::: DATA FOR THE TASK :::

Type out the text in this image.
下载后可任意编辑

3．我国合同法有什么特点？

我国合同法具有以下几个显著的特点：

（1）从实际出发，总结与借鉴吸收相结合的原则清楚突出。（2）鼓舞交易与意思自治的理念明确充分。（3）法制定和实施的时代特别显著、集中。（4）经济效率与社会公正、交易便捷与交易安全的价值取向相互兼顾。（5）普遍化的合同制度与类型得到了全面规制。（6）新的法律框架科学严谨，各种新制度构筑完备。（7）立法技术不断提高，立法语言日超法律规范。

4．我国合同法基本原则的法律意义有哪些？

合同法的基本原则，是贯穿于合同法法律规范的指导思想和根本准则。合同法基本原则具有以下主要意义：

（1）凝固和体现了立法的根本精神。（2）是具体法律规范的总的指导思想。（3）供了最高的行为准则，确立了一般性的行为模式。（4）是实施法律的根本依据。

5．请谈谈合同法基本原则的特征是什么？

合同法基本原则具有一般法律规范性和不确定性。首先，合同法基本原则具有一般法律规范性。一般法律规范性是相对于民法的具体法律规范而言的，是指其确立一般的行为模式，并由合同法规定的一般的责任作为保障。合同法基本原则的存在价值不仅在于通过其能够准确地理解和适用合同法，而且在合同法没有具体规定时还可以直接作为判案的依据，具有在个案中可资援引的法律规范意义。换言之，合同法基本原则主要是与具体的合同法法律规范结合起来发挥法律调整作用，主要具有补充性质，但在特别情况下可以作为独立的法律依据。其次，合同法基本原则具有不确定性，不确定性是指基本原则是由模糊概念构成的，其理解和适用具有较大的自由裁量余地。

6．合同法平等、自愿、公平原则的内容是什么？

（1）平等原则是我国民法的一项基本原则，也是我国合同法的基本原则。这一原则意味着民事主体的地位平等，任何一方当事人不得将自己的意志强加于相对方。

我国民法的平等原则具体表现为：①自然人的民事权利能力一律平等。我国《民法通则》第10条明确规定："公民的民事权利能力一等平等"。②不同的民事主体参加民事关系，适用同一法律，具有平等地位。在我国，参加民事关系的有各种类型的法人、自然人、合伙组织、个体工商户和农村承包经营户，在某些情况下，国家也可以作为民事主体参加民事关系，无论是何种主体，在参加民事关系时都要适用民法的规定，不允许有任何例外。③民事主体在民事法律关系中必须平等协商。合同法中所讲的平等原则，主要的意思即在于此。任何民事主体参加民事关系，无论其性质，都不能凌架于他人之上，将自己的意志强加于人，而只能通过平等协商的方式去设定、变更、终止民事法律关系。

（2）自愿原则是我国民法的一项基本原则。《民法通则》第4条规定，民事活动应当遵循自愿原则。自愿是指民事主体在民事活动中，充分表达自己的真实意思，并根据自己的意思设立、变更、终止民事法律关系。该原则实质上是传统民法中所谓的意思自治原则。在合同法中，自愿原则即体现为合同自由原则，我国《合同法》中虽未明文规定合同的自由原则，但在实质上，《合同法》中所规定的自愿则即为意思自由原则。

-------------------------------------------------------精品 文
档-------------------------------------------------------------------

:::
::: DATA FOR THE TASK :::

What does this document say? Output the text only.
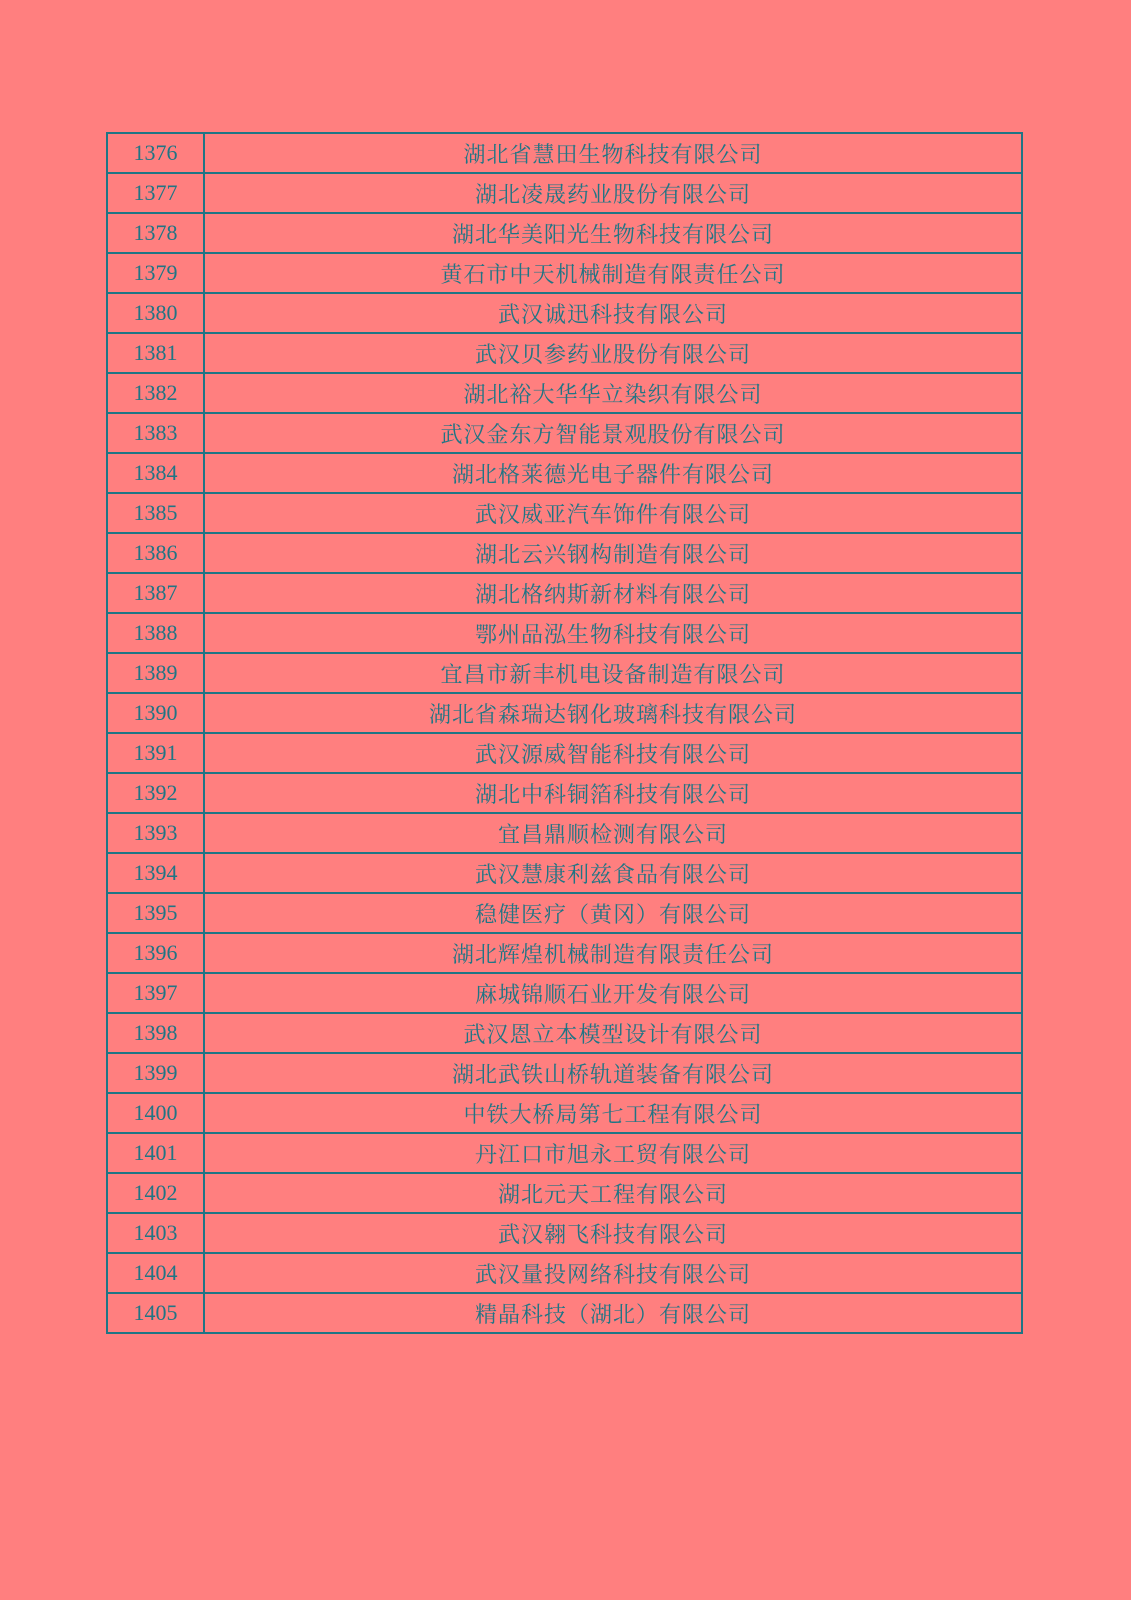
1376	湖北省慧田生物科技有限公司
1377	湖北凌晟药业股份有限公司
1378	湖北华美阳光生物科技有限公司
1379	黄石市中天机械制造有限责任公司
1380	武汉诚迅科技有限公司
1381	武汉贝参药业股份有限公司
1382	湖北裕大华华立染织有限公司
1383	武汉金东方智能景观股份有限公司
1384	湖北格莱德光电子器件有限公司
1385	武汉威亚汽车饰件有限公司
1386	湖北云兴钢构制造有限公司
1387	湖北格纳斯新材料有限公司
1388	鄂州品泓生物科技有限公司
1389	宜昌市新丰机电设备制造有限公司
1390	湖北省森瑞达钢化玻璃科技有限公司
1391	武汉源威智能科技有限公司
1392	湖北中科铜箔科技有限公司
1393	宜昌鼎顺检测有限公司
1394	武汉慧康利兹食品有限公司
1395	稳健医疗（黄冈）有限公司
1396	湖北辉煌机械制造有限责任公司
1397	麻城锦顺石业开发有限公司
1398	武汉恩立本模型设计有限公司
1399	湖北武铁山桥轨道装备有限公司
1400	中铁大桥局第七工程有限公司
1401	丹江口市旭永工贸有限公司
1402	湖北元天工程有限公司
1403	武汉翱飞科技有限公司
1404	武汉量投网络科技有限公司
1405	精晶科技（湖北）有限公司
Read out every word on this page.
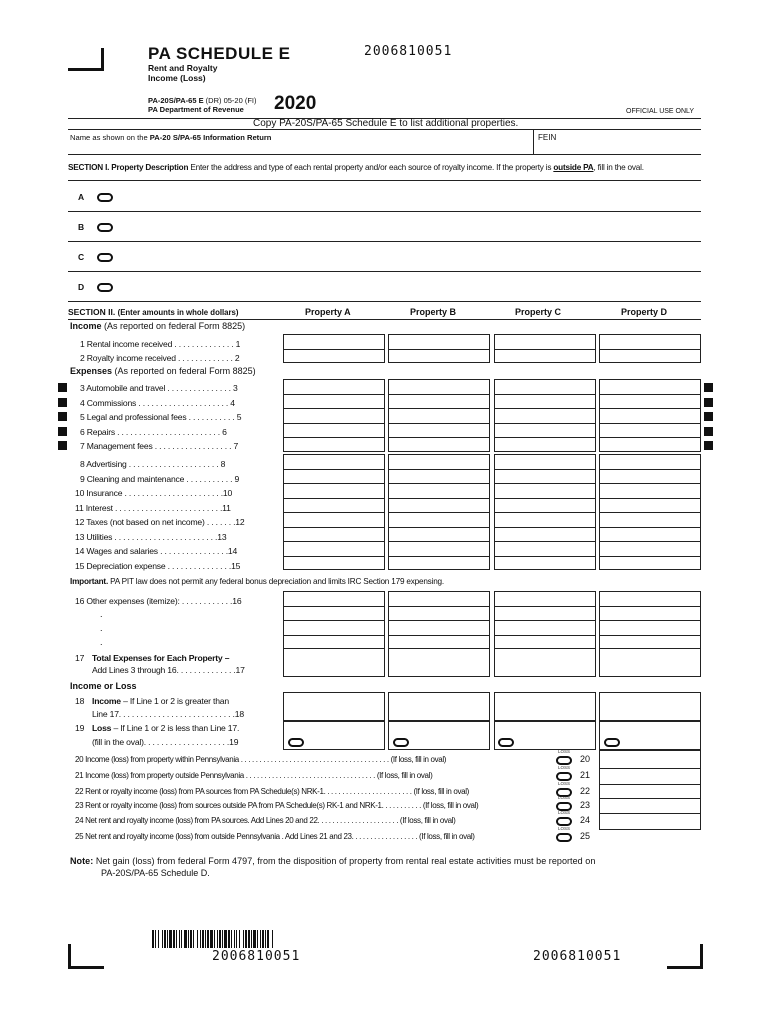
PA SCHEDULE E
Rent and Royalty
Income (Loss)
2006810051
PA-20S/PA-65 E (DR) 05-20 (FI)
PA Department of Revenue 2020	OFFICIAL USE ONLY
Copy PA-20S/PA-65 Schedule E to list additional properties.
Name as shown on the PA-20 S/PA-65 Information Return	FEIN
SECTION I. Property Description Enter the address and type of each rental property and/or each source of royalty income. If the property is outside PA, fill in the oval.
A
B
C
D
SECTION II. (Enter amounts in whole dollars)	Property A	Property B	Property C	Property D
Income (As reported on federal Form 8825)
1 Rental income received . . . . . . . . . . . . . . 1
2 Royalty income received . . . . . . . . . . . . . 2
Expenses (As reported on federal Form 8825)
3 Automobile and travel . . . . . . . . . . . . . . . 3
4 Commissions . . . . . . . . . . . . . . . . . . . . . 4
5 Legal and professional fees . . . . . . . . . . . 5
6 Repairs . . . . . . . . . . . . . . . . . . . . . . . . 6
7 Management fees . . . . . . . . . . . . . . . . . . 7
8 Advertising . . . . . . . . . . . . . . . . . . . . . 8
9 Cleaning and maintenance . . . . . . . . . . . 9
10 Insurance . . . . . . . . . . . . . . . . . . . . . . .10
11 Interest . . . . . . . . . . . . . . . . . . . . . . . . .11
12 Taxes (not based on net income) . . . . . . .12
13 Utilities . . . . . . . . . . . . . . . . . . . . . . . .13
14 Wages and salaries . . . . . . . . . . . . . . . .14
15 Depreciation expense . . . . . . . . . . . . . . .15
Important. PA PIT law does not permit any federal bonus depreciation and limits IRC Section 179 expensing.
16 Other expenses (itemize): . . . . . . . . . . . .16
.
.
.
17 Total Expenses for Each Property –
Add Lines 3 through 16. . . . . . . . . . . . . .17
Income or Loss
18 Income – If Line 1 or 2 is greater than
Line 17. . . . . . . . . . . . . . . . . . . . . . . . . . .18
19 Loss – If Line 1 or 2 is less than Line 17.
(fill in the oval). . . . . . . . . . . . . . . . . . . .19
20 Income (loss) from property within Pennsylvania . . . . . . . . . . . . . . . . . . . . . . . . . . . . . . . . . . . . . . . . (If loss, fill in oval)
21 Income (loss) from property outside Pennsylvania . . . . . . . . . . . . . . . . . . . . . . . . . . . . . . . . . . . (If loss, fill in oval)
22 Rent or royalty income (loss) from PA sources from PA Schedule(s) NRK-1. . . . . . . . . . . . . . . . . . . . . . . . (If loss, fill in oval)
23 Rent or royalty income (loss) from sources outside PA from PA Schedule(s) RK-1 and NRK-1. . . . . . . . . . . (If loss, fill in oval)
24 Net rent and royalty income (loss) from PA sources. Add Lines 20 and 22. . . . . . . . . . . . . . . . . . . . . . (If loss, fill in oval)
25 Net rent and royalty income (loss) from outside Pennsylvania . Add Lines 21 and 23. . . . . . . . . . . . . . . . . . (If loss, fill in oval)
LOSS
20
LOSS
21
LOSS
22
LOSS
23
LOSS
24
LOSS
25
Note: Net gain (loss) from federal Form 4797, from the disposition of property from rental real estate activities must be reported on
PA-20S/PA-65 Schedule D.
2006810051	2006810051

:::

Look through the entries above. Extract each line with the word "民法通则".

我国民法的平等原则具体表现为：①自然人的民事权利能力一律平等。我国《民法通则》第10条明确规定："公民的民事权利能力一等平等"。②不同的民事主体参加民事关系，适用同一法律，具有平等地位。在我国，参加民事关系的有各种类型的法人、自然人、合伙组织、个体工商户和农村承包经营户，在某些情况下，国家也可以作为民事主体参加民事关系，无论是何种主体，在参加民事关系时都要适用民法的规定，不允许有任何例外。③民事主体在民事法律关系中必须平等协商。合同法中所讲的平等原则，主要的意思即在于此。任何民事主体参加民事关系，无论其性质，都不能凌架于他人之上，将自己的意志强加于人，而只能通过平等协商的方式去设定、变更、终止民事法律关系。
（2）自愿原则是我国民法的一项基本原则。《民法通则》第4条规定，民事活动应当遵循自愿原则。自愿是指民事主体在民事活动中，充分表达自己的真实意思，并根据自己的意思设立、变更、终止民事法律关系。该原则实质上是传统民法中所谓的意思自治原则。在合同法中，自愿原则即体现为合同自由原则，我国《合同法》中虽未明文规定合同的自由原则，但在实质上，《合同法》中所规定的自愿则即为意思自由原则。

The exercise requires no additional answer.